* Task requirements:
Print all of the data exactly.

— Start Given data —

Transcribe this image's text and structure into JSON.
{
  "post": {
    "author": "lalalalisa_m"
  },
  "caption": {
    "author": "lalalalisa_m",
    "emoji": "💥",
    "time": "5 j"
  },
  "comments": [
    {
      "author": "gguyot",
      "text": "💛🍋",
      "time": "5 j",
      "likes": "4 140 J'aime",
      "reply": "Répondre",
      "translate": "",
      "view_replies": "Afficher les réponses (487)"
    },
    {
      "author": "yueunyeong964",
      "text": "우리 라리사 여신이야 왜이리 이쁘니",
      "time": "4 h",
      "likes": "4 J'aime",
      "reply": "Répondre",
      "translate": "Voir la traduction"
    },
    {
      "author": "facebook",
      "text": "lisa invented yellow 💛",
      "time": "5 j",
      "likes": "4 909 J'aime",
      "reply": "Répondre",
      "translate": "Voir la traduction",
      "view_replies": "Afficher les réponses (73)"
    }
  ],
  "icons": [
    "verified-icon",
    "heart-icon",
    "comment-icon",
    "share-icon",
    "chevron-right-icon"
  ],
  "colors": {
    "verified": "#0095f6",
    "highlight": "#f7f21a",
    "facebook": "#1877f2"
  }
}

— End Given data —

* Written answer:
Transcribe this image's text and structure into JSON.
{
  "post": {
    "author": "lalalalisa_m"
  },
  "caption": {
    "author": "lalalalisa_m",
    "emoji": "💥",
    "time": "5 j"
  },
  "comments": [
    {
      "author": "gguyot",
      "text": "💛🍋",
      "time": "5 j",
      "likes": "4 140 J'aime",
      "reply": "Répondre",
      "translate": "",
      "view_replies": "Afficher les réponses (487)"
    },
    {
      "author": "yueunyeong964",
      "text": "우리 라리사 여신이야 왜이리 이쁘니",
      "time": "4 h",
      "likes": "4 J'aime",
      "reply": "Répondre",
      "translate": "Voir la traduction"
    },
    {
      "author": "facebook",
      "text": "lisa invented yellow 💛",
      "time": "5 j",
      "likes": "4 909 J'aime",
      "reply": "Répondre",
      "translate": "Voir la traduction",
      "view_replies": "Afficher les réponses (73)"
    }
  ],
  "icons": [
    "verified-icon",
    "heart-icon",
    "comment-icon",
    "share-icon",
    "chevron-right-icon"
  ],
  "colors": {
    "verified": "#0095f6",
    "highlight": "#f7f21a",
    "facebook": "#1877f2"
  }
}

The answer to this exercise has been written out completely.